■ **TASKS AND EXERCISES**:
**1.** In the text about Arland, Wisconsin, which river flows south through the town?
**2.** Continue the text about Arland, Wisconsin, from the point where it stops.

───── SOURCE DOCUMENT

Arland is a town in Barron County in the U.S. state of Wisconsin. The population was 712 at the 2020 census, down from 789 at the 2010 census. The unincorporated community of Twin Town is located partially in the town.

==Geography==
Arland is located in southwestern Barron County. The Hay River, a tributary of the Red Cedar River, flows south through the town.

According to the United States Census Bureau, the town has a total area of 91.5 sqkm, all land.

==Demographics==
As of the census of 2000, there were 670 people, 233 households, and 185 families residing in the town. The population density was 19 people per square mile (7.3/km^{2}). There were 259 housing units at an average density of 7.3 per square mile (2.8/km^{2}). The racial makeup of the town was 99.1% White, 0.3% Native American, 0.3% Asian, and 0.3% from two or more races.

──────────
───── SUPPLIED ENTRIES

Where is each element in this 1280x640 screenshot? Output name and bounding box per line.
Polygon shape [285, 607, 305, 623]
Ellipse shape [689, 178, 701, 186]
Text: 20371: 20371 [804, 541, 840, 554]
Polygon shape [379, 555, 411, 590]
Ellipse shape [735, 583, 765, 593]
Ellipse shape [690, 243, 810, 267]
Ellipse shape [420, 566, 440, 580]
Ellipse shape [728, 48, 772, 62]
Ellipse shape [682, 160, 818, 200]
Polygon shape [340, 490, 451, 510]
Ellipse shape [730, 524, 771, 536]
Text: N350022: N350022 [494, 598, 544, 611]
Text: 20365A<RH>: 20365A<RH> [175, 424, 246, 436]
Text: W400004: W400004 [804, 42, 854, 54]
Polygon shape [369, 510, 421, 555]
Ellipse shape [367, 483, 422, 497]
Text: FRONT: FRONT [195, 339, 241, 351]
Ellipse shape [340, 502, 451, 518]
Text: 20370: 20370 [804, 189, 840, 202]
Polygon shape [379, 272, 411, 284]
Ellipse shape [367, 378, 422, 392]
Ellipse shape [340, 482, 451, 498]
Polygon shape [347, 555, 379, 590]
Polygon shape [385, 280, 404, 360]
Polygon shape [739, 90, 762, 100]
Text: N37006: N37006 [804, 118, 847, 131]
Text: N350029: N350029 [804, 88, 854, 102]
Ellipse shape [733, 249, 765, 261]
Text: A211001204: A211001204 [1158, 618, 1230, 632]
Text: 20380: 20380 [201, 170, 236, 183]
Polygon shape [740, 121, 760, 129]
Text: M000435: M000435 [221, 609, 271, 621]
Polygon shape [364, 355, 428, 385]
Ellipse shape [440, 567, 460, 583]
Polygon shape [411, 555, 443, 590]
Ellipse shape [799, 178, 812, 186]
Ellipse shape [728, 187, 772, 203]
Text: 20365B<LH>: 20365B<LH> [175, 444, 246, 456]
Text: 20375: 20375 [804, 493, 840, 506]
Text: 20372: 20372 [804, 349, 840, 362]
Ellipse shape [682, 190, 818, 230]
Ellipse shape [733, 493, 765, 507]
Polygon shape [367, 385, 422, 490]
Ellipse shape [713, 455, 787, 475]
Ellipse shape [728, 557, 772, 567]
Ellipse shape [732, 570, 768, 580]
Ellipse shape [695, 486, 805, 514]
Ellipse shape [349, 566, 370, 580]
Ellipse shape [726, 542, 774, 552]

──────────

■ **ANSWERS TO THE EXERCISE**:
**1.** The Hay River, a tributary of the Red Cedar River.

**2.**
There were 233 households, out of which 39.5% had children under the age of 18 living with them, 65.2% were married couples living together, 8.6% had a female householder with no husband present, and 20.2% were non-families. 17.6% of all households were made up of individuals, and 9.4% had someone living alone who was 65 years of age or older. The average household size was 2.82 and the average family size was 3.18.

In the town, the population was spread out, with 29.7% under the age of 18, 8.2% from 18 to 24, 27.5% from 25 to 44, 22.1% from 45 to 64, and 12.5% who were 65 years of age or older. The median age was 33 years. For every 100 females, there were 93.6 males. For every 100 females age 18 and over, there were 99.6 males.

The median income for a household in the town was $31,985, and the median income for a family was $33,750. Males had a median income of $26,176 versus $20,625 for females. The per capita income for the town was $13,555. About 8.2% of families and 12.2% of the population were below the poverty line, including 16.4% of those under age 18 and 20.8% of those age 65 or over.